(Saved data entries)

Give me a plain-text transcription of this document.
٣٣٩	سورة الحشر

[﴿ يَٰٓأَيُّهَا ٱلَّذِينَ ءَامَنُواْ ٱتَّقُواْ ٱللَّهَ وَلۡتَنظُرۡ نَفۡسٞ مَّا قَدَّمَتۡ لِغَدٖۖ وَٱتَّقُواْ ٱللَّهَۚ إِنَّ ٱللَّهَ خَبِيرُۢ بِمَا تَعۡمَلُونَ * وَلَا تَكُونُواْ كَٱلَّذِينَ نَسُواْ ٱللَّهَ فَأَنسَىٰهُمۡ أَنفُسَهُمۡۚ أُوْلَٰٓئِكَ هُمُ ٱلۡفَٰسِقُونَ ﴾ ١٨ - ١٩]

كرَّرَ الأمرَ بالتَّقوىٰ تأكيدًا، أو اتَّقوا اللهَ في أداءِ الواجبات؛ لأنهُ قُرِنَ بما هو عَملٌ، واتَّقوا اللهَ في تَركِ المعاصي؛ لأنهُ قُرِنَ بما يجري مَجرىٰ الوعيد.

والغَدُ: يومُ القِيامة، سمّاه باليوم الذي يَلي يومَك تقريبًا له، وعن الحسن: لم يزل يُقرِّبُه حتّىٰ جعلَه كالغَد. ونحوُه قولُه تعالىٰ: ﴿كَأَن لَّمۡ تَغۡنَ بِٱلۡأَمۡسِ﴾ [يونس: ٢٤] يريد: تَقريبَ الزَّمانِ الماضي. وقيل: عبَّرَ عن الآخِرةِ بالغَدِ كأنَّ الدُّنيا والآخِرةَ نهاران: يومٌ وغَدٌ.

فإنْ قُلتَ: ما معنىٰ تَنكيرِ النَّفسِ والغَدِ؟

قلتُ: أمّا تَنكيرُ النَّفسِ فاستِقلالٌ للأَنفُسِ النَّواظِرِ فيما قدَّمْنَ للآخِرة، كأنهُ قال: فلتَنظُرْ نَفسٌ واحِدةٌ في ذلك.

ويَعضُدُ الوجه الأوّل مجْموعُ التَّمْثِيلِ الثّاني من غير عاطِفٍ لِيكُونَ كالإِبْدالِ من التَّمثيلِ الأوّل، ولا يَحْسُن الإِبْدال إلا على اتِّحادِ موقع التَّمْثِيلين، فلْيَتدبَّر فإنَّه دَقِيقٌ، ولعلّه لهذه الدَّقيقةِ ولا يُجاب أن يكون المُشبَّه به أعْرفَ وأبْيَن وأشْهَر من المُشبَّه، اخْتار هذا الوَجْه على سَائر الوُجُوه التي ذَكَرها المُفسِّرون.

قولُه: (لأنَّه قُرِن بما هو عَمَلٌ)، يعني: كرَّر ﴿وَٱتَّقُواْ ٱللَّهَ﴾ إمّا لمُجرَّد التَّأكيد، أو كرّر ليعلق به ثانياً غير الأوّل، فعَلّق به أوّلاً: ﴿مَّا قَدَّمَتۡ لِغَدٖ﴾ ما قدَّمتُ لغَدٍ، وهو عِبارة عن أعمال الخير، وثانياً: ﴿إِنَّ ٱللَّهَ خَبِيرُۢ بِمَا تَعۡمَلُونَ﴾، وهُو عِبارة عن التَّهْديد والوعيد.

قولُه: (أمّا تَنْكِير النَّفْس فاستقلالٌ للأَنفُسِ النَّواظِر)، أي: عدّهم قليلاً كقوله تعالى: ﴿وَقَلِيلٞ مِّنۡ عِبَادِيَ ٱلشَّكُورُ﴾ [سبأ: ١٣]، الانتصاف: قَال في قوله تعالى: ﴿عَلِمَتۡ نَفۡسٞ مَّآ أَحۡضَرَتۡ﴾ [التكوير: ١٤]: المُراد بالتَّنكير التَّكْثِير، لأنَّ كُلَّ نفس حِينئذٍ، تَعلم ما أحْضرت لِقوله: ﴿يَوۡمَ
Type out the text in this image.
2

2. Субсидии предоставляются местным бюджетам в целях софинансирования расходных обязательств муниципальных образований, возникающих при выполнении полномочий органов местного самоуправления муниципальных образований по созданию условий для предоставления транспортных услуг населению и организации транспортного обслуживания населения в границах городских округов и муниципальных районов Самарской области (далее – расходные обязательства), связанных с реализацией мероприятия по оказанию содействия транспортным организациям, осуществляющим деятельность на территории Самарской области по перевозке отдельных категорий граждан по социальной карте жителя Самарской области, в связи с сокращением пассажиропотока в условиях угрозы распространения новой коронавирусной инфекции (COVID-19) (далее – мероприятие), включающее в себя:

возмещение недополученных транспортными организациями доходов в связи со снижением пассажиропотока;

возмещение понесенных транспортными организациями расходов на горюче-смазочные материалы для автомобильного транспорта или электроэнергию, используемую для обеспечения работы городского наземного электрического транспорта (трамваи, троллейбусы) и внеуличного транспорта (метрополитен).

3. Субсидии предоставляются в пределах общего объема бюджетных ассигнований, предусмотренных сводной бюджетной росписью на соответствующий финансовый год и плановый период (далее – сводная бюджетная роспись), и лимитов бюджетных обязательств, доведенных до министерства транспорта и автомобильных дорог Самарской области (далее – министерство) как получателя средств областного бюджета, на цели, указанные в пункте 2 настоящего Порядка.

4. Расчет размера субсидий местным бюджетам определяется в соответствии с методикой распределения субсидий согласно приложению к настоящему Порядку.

Challenge: Look through the data and show every line containing "والغ".

Task answer:
والغَدُ: يومُ القِيامة، سمّاه باليوم الذي يَلي يومَك تقريبًا له، وعن الحسن: لم يزل يُقرِّبُه حتّىٰ جعلَه كالغَد. ونحوُه قولُه تعالىٰ: ﴿كَأَن لَّمۡ تَغۡنَ بِٱلۡأَمۡسِ﴾ [يونس: ٢٤] يريد: تَقريبَ الزَّمانِ الماضي. وقيل: عبَّرَ عن الآخِرةِ بالغَدِ كأنَّ الدُّنيا والآخِرةَ نهاران: يومٌ وغَدٌ.
فإنْ قُلتَ: ما معنىٰ تَنكيرِ النَّفسِ والغَدِ؟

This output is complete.